Records

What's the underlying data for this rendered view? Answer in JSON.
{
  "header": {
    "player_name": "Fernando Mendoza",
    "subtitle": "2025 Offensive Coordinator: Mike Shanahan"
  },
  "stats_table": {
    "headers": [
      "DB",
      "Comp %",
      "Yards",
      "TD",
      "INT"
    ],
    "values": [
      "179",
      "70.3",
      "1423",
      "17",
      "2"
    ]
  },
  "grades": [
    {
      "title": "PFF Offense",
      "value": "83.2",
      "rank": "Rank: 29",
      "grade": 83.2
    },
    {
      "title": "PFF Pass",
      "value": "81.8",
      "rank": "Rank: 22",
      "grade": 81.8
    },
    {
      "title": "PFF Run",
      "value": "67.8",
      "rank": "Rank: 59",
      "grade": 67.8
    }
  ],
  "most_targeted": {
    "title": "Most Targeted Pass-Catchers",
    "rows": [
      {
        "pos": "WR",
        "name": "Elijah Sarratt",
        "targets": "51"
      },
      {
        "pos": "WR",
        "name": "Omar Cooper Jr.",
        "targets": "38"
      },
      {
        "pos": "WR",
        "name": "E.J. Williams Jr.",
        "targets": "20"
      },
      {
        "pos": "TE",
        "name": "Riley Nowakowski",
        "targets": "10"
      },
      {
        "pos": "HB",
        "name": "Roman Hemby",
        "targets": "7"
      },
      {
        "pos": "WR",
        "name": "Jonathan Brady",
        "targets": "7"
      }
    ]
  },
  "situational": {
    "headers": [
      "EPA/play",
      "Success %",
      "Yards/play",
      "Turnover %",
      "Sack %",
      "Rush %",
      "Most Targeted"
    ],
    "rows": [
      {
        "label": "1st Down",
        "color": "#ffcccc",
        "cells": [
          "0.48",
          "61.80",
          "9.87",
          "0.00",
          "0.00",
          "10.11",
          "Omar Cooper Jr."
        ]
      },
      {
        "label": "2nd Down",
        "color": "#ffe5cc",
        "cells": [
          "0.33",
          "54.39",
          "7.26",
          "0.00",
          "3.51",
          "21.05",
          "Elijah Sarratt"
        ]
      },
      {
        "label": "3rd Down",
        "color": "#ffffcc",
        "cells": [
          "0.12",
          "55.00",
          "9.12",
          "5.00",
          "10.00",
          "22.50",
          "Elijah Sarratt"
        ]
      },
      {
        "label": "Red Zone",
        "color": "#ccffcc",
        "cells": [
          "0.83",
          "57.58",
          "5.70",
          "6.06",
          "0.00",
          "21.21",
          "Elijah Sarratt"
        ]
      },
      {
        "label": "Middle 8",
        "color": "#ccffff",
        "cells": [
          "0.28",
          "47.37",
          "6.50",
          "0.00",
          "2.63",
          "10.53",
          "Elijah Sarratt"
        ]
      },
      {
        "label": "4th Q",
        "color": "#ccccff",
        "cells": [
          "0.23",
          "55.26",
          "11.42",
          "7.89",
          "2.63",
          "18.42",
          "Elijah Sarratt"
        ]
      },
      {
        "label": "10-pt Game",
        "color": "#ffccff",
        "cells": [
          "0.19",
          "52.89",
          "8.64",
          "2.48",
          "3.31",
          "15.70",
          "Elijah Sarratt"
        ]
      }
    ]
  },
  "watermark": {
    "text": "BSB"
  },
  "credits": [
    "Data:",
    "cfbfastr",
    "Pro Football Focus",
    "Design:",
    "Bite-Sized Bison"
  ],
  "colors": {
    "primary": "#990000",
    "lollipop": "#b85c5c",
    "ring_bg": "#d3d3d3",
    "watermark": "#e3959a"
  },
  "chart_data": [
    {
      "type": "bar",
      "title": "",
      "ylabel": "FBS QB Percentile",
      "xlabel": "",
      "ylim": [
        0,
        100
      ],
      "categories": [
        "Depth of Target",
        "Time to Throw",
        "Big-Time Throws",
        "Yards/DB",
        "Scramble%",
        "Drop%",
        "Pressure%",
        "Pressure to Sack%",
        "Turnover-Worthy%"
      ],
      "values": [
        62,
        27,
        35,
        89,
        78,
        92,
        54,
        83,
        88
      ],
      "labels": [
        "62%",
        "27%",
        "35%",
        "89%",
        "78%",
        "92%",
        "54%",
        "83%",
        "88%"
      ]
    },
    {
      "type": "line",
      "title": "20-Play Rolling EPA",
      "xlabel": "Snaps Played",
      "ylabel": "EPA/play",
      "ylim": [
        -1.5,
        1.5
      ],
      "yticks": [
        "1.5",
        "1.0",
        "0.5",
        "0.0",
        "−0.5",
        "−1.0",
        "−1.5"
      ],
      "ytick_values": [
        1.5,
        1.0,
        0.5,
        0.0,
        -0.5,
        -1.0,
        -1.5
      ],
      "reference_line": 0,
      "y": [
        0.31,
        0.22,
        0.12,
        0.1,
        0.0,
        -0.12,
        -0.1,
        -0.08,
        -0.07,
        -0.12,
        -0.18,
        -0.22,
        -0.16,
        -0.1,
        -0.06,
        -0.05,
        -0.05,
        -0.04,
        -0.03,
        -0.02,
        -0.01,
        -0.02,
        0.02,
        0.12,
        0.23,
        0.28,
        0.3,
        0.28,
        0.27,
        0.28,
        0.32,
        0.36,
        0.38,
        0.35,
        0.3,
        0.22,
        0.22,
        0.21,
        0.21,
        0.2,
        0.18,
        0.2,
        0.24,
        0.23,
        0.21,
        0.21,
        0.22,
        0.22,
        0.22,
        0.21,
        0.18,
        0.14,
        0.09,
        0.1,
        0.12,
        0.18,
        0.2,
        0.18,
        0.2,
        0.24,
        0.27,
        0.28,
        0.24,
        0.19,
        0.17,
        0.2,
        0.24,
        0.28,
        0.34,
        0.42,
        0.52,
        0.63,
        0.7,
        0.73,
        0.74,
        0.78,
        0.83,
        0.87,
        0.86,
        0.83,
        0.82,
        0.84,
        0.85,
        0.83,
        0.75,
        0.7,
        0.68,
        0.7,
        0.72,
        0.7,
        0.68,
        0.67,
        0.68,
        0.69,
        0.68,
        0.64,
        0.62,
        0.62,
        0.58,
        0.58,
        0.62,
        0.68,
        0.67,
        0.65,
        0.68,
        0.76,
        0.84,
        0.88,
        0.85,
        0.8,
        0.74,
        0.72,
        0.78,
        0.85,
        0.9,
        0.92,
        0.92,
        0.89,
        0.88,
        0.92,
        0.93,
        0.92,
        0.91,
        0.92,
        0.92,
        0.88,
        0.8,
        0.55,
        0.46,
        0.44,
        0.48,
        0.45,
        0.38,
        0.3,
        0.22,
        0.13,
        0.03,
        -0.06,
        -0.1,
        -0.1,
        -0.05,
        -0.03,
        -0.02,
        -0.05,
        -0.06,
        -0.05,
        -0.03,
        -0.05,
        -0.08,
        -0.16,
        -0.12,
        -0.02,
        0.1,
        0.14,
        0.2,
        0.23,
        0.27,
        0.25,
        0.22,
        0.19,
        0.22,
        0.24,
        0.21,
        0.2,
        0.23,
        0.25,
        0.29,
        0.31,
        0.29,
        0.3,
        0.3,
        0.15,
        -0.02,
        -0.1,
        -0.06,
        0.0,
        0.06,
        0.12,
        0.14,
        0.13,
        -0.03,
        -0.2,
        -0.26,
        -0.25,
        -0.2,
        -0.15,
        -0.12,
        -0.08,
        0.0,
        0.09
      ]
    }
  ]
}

Directive:
Pick out the lines that have the word "Down". Copy them all.

Result:
        "label": "1st Down",
        "label": "2nd Down",
        "label": "3rd Down",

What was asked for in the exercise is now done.